## Exercise details
Below are some records. Pull every line that contains the word "TOYOTA".

## Task data

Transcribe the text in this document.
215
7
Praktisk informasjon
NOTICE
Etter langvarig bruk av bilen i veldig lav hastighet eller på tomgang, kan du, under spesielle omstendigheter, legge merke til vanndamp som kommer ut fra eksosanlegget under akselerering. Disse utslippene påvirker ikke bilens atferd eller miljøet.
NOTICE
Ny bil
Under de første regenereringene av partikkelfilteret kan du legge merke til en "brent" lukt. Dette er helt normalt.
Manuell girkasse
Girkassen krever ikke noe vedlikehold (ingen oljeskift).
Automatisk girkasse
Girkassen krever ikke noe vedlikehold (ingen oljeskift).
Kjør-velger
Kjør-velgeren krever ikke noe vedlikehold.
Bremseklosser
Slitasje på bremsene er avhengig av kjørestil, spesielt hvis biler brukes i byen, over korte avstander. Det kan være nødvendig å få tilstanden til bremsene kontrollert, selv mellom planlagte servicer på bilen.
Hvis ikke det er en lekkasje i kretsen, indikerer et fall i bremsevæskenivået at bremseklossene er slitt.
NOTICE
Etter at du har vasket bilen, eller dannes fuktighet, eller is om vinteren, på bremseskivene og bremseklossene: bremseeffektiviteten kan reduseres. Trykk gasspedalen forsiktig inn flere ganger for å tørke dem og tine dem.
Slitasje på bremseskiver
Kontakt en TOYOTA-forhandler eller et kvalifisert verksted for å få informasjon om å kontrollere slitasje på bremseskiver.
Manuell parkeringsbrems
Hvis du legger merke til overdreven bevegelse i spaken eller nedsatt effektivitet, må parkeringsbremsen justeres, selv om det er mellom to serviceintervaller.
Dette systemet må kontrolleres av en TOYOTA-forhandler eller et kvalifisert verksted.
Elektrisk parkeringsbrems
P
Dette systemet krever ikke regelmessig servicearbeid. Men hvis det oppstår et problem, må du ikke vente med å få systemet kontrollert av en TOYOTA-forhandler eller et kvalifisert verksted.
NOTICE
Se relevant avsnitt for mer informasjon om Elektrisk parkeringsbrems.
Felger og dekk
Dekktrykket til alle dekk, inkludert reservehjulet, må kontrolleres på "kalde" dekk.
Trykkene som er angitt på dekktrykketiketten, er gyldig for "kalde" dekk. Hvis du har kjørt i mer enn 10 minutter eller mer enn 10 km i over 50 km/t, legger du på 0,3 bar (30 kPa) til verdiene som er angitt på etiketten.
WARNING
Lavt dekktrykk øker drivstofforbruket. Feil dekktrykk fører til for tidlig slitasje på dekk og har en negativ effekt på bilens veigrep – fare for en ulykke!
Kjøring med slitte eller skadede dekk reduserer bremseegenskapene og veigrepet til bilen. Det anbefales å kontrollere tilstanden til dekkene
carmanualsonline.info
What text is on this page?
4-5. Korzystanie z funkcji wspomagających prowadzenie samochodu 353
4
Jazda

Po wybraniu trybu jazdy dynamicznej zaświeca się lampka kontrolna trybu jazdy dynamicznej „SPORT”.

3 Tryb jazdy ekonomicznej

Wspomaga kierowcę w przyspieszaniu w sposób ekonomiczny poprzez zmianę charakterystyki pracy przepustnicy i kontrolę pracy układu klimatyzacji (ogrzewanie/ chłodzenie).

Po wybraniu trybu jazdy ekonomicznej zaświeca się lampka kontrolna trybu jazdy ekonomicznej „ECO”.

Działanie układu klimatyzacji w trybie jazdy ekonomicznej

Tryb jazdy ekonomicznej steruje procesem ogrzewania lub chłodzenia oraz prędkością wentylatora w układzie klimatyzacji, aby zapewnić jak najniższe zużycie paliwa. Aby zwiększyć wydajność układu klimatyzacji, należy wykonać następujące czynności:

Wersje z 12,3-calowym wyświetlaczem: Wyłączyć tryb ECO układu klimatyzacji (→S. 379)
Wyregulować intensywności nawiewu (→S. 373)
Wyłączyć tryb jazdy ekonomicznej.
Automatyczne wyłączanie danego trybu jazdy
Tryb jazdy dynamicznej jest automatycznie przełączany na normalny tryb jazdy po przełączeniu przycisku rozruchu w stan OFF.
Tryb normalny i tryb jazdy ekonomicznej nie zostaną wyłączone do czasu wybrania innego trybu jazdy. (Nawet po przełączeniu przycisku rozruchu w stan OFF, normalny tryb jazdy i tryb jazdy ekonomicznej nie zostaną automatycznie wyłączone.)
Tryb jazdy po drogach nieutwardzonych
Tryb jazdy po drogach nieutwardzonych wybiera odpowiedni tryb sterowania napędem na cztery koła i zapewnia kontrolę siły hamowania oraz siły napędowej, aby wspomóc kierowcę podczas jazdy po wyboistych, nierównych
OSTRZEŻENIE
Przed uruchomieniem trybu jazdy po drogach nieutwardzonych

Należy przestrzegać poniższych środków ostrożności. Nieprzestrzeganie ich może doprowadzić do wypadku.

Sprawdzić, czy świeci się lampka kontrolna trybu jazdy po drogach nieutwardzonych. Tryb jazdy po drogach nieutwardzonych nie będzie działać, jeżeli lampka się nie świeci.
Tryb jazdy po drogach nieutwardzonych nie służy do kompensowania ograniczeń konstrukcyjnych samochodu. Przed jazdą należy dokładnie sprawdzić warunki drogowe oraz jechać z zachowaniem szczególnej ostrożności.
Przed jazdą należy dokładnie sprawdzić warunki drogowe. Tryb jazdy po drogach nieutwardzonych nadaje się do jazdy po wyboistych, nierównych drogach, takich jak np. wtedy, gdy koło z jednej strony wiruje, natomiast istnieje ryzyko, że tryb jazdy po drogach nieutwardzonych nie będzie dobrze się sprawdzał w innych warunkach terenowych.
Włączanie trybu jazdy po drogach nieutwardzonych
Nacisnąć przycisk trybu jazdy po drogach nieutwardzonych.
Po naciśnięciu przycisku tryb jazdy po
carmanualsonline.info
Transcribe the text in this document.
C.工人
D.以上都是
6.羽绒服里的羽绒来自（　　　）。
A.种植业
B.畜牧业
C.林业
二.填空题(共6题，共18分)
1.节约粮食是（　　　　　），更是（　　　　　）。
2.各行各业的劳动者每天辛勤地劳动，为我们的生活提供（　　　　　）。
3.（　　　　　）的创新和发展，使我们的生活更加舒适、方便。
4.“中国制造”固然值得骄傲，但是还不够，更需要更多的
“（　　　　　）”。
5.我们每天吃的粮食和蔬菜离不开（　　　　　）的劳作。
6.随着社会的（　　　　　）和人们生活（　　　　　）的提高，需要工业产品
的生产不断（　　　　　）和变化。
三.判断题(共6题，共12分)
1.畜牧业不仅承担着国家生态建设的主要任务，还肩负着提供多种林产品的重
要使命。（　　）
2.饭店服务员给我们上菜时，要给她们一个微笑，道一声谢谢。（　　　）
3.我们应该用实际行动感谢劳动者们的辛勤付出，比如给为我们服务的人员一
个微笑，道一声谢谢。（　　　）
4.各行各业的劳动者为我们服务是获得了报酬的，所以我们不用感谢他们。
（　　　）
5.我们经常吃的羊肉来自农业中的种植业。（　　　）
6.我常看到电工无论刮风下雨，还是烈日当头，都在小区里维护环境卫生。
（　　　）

## Finished exercise
Kontakt en TOYOTA-forhandler eller et kvalifisert verksted for å få informasjon om å kontrollere slitasje på bremseskiver.
Dette systemet må kontrolleres av en TOYOTA-forhandler eller et kvalifisert verksted.
Dette systemet krever ikke regelmessig servicearbeid. Men hvis det oppstår et problem, må du ikke vente med å få systemet kontrollert av en TOYOTA-forhandler eller et kvalifisert verksted.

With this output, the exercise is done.